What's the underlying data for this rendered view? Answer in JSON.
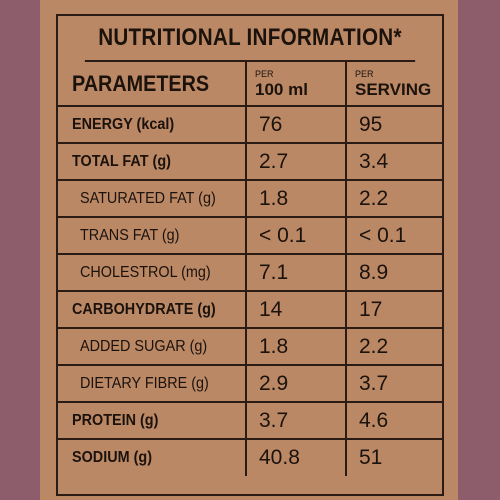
{
  "title": "NUTRITIONAL INFORMATION*",
  "header": {
    "parameters": "PARAMETERS",
    "col1_small": "PER",
    "col1_big": "100 ml",
    "col2_small": "PER",
    "col2_big": "SERVING"
  },
  "rows": [
    {
      "name": "ENERGY (kcal)",
      "per100": "76",
      "serving": "95",
      "bold": true
    },
    {
      "name": "TOTAL FAT (g)",
      "per100": "2.7",
      "serving": "3.4",
      "bold": true
    },
    {
      "name": "SATURATED FAT (g)",
      "per100": "1.8",
      "serving": "2.2",
      "bold": false
    },
    {
      "name": "TRANS FAT (g)",
      "per100": "< 0.1",
      "serving": "< 0.1",
      "bold": false
    },
    {
      "name": "CHOLESTROL (mg)",
      "per100": "7.1",
      "serving": "8.9",
      "bold": false
    },
    {
      "name": "CARBOHYDRATE (g)",
      "per100": "14",
      "serving": "17",
      "bold": true
    },
    {
      "name": "ADDED SUGAR (g)",
      "per100": "1.8",
      "serving": "2.2",
      "bold": false
    },
    {
      "name": "DIETARY FIBRE (g)",
      "per100": "2.9",
      "serving": "3.7",
      "bold": false
    },
    {
      "name": "PROTEIN (g)",
      "per100": "3.7",
      "serving": "4.6",
      "bold": true
    },
    {
      "name": "SODIUM (g)",
      "per100": "40.8",
      "serving": "51",
      "bold": true
    }
  ]
}
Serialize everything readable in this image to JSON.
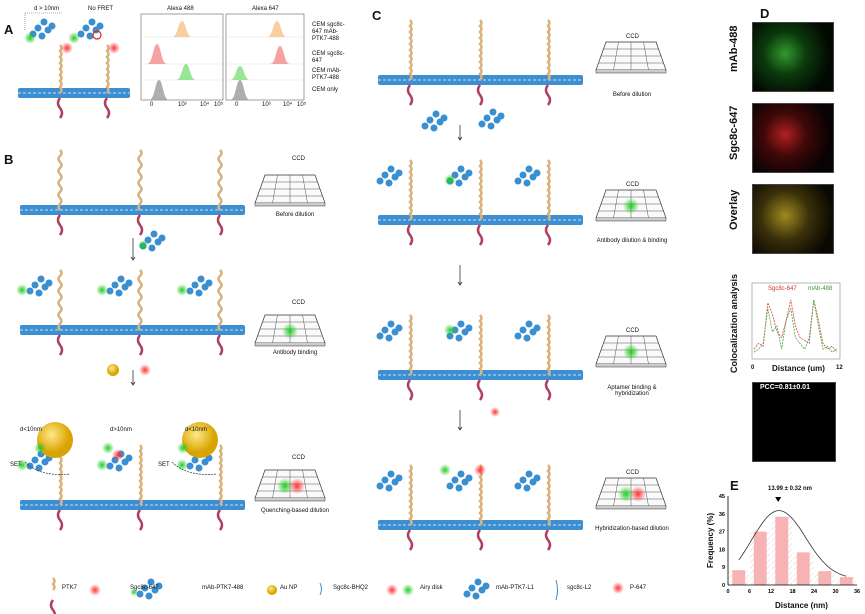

= = = = =

• Task item: Since the pictures are not wanted, write out the rest of the data exactly as it reads.

• Response box:
What's the underlying data for this rendered view? Answer in JSON.
{
  "title": "NUTRITIONAL INFORMATION*",
  "header": {
    "parameters": "PARAMETERS",
    "col1_small": "PER",
    "col1_big": "100 ml",
    "col2_small": "PER",
    "col2_big": "SERVING"
  },
  "rows": [
    {
      "name": "ENERGY (kcal)",
      "per100": "76",
      "serving": "95",
      "bold": true
    },
    {
      "name": "TOTAL FAT (g)",
      "per100": "2.7",
      "serving": "3.4",
      "bold": true
    },
    {
      "name": "SATURATED FAT (g)",
      "per100": "1.8",
      "serving": "2.2",
      "bold": false
    },
    {
      "name": "TRANS FAT (g)",
      "per100": "< 0.1",
      "serving": "< 0.1",
      "bold": false
    },
    {
      "name": "CHOLESTROL (mg)",
      "per100": "7.1",
      "serving": "8.9",
      "bold": false
    },
    {
      "name": "CARBOHYDRATE (g)",
      "per100": "14",
      "serving": "17",
      "bold": true
    },
    {
      "name": "ADDED SUGAR (g)",
      "per100": "1.8",
      "serving": "2.2",
      "bold": false
    },
    {
      "name": "DIETARY FIBRE (g)",
      "per100": "2.9",
      "serving": "3.7",
      "bold": false
    },
    {
      "name": "PROTEIN (g)",
      "per100": "3.7",
      "serving": "4.6",
      "bold": true
    },
    {
      "name": "SODIUM (g)",
      "per100": "40.8",
      "serving": "51",
      "bold": true
    }
  ]
}
Serialize everything readable in this image to JSON.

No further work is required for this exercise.